**EXCERPTED DATA:**
START

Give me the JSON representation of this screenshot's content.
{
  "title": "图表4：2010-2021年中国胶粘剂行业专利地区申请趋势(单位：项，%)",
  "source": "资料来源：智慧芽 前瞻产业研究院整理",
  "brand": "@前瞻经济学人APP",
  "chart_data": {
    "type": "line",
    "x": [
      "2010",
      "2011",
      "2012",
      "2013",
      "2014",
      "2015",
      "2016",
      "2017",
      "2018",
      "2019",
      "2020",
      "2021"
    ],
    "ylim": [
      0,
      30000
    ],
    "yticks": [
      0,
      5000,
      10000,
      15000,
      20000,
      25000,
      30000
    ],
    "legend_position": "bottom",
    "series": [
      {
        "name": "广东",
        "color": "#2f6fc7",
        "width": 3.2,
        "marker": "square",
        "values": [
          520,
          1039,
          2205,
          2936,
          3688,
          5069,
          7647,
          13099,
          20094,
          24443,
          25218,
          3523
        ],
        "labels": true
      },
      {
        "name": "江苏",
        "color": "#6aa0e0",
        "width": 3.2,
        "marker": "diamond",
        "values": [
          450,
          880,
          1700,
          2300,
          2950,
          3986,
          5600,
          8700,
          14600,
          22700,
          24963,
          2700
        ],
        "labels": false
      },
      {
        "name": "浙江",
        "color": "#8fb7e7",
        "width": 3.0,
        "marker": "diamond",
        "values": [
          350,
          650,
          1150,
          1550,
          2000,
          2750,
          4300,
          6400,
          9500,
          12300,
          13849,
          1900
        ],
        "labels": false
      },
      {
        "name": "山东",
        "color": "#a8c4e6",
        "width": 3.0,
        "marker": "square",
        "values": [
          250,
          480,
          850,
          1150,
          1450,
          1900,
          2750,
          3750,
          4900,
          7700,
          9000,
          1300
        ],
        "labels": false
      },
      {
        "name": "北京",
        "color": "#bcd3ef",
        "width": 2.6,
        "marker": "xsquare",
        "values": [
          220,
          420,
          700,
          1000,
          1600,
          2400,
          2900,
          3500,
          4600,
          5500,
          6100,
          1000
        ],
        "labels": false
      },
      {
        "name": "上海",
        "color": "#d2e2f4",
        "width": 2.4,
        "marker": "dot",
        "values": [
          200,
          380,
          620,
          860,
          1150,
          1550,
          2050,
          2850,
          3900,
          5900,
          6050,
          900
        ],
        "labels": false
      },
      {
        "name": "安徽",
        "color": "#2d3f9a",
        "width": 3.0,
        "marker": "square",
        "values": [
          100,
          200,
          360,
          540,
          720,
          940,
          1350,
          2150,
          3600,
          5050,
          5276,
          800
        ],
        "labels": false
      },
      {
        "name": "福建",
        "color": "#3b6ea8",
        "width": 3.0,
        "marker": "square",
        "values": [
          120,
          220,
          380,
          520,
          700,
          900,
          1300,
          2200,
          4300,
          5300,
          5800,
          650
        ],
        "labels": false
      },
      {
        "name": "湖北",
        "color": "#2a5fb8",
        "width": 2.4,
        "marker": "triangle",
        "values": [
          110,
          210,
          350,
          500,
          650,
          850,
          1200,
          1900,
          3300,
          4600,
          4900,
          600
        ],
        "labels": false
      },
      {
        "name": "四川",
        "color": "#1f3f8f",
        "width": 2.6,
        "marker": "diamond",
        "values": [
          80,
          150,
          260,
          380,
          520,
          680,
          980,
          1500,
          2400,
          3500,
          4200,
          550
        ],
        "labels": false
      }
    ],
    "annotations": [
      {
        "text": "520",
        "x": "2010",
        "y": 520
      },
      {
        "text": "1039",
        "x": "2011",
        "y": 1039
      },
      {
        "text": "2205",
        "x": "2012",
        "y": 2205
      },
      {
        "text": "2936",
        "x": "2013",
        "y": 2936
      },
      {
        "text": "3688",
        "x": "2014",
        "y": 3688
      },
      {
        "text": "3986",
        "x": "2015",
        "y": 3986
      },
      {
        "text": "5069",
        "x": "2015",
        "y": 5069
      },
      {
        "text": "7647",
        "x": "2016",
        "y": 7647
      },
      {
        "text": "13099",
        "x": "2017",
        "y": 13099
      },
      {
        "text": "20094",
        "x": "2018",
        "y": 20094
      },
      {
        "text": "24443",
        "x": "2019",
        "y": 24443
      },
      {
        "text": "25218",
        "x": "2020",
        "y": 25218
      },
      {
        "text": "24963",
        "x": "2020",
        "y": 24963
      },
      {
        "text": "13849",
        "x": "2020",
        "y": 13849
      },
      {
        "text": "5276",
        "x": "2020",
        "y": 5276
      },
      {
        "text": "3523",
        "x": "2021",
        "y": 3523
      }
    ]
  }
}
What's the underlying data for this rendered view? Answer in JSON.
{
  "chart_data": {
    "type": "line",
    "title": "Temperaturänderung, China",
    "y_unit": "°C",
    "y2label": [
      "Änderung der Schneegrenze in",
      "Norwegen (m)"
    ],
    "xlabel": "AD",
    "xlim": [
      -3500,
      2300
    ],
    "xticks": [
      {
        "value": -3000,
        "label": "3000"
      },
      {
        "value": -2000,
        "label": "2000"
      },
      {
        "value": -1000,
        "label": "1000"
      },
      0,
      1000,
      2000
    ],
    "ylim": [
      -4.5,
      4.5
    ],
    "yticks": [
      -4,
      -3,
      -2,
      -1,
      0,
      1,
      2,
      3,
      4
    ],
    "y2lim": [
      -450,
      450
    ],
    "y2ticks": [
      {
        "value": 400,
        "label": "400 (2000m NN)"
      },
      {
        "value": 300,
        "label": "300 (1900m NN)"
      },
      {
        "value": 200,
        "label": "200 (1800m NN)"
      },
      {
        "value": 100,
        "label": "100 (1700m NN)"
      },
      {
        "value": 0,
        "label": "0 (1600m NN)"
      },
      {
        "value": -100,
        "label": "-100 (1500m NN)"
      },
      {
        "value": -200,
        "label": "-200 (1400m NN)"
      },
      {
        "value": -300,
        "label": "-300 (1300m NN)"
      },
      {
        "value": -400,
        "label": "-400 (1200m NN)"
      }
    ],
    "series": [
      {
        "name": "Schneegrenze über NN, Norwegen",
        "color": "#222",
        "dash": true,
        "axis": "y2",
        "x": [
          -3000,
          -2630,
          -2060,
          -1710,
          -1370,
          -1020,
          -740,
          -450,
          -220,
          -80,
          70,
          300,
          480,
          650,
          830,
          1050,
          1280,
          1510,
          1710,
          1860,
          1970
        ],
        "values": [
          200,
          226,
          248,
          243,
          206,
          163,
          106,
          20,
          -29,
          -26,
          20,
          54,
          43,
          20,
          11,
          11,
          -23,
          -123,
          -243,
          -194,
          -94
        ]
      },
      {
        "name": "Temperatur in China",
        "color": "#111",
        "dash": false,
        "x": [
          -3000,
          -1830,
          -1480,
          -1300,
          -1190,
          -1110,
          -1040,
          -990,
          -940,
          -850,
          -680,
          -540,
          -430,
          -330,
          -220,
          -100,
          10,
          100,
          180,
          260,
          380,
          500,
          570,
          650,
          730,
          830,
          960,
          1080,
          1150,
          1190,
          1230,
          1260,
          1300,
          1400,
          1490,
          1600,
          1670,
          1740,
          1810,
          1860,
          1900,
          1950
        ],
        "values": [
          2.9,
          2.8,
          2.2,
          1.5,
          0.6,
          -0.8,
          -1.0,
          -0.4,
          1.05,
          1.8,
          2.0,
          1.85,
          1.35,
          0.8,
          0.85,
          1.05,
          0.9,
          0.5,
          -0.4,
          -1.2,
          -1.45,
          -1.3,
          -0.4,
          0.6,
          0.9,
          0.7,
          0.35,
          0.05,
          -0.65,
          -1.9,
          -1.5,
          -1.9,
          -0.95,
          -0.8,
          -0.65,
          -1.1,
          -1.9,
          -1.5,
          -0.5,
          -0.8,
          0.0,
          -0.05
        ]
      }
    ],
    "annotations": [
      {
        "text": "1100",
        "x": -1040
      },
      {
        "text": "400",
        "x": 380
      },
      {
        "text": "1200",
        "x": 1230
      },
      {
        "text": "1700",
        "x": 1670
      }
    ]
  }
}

END

**THE TASK:**
Out of the material above, gather each line where "name" appears.

**RESULT:**
        "name": "广东",
        "name": "江苏",
        "name": "浙江",
        "name": "山东",
        "name": "北京",
        "name": "上海",
        "name": "安徽",
        "name": "福建",
        "name": "湖北",
        "name": "四川",
        "name": "Schneegrenze über NN, Norwegen",
        "name": "Temperatur in China",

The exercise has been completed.